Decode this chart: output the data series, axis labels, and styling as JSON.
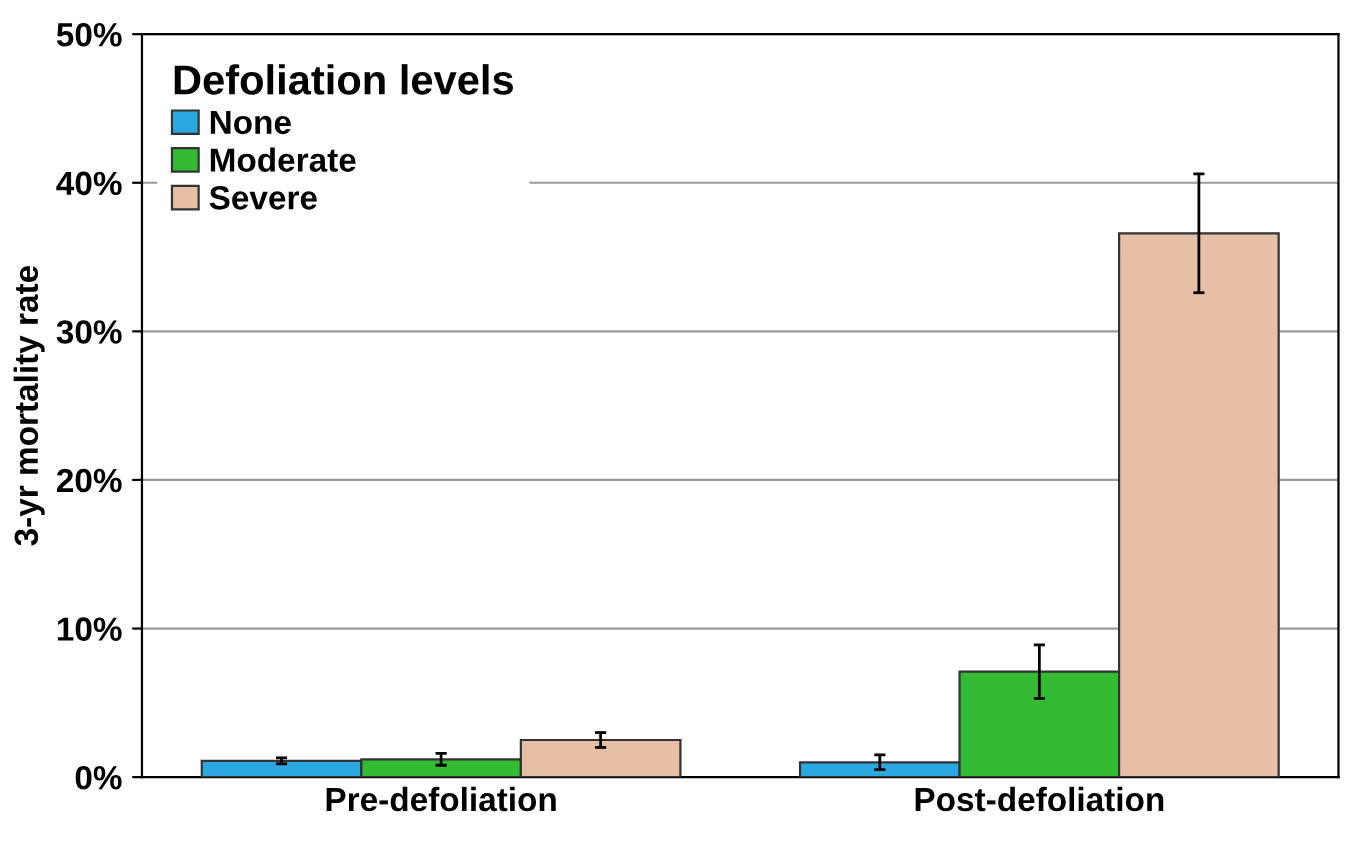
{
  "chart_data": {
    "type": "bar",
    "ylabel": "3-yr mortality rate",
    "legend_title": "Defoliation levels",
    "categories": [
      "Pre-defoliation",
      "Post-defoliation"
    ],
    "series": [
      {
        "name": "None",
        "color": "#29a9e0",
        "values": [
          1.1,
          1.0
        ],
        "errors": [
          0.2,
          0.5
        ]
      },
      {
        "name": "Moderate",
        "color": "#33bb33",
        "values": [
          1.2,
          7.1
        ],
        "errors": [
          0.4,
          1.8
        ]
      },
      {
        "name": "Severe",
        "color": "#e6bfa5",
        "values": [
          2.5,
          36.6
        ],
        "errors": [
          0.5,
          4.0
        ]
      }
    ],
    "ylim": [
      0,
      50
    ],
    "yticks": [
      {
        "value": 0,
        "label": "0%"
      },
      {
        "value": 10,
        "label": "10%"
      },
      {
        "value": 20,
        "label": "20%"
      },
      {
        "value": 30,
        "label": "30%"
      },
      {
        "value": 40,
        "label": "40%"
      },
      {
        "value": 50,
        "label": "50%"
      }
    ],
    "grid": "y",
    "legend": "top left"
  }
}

= = = = = = =

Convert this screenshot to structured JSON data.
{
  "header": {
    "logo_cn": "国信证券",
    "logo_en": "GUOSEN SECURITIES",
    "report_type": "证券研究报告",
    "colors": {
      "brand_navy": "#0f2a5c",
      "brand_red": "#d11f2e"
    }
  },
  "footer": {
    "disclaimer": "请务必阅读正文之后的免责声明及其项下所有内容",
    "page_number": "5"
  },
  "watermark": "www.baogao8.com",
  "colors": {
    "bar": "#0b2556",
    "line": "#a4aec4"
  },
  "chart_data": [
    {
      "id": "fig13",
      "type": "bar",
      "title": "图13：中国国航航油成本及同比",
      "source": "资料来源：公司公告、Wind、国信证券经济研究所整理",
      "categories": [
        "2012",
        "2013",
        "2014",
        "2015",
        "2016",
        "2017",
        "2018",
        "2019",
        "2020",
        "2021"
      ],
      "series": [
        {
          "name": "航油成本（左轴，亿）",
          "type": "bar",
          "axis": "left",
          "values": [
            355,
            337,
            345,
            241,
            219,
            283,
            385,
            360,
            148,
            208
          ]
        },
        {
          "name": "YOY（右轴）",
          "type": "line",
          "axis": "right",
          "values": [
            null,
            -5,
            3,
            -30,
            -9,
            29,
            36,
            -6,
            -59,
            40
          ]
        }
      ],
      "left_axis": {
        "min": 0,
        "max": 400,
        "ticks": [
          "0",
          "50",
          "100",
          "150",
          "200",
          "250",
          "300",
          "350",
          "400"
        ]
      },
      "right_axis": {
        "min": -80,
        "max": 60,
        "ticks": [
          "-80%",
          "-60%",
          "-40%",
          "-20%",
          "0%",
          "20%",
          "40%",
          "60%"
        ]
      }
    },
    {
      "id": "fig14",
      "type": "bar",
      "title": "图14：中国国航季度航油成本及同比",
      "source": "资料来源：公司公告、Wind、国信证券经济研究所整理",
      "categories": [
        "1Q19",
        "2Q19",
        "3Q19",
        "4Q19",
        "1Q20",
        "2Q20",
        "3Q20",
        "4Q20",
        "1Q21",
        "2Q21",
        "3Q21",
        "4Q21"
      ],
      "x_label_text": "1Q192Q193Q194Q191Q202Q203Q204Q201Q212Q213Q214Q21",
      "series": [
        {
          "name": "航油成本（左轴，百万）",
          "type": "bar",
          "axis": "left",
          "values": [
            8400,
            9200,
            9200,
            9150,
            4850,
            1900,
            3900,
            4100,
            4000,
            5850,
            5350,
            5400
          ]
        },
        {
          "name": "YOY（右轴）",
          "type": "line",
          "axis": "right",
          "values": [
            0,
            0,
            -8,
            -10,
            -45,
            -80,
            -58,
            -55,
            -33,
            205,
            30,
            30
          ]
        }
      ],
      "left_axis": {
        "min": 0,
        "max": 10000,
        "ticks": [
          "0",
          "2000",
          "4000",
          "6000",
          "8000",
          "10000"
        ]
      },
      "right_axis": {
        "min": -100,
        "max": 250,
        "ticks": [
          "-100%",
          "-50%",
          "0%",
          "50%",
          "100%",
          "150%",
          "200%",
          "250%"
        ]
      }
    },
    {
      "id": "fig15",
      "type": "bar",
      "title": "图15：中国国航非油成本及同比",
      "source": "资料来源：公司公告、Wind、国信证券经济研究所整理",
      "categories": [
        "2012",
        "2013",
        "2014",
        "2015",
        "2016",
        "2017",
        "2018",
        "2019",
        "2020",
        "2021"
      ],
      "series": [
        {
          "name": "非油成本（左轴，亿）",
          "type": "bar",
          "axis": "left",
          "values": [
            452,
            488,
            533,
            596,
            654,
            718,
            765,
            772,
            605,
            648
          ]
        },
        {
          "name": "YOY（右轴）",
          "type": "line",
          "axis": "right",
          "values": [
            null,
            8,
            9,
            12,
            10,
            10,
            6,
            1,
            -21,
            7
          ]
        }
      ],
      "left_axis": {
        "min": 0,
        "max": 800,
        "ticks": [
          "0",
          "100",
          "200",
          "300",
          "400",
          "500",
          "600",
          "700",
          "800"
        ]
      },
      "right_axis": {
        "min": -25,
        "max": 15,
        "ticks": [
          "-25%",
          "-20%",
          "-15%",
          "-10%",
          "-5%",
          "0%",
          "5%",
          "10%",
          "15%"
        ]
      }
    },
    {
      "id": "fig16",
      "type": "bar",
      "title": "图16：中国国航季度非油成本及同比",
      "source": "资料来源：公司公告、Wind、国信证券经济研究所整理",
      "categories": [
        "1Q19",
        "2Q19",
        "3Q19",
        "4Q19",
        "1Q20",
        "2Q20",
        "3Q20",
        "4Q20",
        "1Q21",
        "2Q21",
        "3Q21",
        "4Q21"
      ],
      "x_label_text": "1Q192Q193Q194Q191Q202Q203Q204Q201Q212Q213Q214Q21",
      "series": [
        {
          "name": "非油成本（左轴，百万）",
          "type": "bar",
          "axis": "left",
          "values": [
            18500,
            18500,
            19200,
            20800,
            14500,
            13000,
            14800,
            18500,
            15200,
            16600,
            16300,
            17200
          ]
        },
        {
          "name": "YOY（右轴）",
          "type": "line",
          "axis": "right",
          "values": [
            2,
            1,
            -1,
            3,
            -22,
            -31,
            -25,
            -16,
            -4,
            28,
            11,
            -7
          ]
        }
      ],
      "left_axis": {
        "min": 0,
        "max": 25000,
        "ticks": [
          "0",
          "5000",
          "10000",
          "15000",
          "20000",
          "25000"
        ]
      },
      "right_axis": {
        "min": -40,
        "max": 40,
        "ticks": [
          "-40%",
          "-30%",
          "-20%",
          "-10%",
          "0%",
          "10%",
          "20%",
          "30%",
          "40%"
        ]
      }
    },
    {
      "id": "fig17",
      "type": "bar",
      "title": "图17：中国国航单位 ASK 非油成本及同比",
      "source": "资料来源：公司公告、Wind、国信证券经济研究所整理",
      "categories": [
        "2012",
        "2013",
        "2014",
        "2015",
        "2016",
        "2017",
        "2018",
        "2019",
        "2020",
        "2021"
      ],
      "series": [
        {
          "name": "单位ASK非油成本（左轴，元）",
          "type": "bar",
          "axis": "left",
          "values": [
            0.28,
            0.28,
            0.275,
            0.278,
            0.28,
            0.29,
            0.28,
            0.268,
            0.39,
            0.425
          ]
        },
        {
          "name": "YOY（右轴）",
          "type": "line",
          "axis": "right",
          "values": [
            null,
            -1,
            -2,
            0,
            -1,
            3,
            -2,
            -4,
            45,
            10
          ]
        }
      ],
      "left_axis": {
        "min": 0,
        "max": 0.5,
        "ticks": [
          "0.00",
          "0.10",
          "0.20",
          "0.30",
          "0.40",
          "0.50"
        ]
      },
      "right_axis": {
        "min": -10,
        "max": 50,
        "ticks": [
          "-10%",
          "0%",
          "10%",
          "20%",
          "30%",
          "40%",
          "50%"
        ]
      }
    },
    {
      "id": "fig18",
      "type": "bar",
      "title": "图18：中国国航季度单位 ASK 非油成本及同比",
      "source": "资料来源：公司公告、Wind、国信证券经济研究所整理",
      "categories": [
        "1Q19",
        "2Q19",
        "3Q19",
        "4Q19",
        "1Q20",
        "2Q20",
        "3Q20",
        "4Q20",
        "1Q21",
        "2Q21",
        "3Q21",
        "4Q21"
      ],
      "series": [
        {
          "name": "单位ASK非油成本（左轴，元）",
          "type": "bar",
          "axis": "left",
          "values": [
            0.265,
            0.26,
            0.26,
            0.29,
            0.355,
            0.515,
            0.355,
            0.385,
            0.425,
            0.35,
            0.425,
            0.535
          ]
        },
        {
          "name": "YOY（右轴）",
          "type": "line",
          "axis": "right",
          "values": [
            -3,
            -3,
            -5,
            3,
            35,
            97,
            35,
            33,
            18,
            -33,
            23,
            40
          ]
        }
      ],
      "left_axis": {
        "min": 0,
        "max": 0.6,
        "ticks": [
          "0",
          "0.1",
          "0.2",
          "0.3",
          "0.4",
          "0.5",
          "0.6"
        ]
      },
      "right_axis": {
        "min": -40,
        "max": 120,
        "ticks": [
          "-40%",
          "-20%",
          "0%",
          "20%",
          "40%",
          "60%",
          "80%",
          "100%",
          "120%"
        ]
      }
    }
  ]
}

= = = = = = =

Determine how many lines of the entries above carry the string "JSON", and give that number alone.

2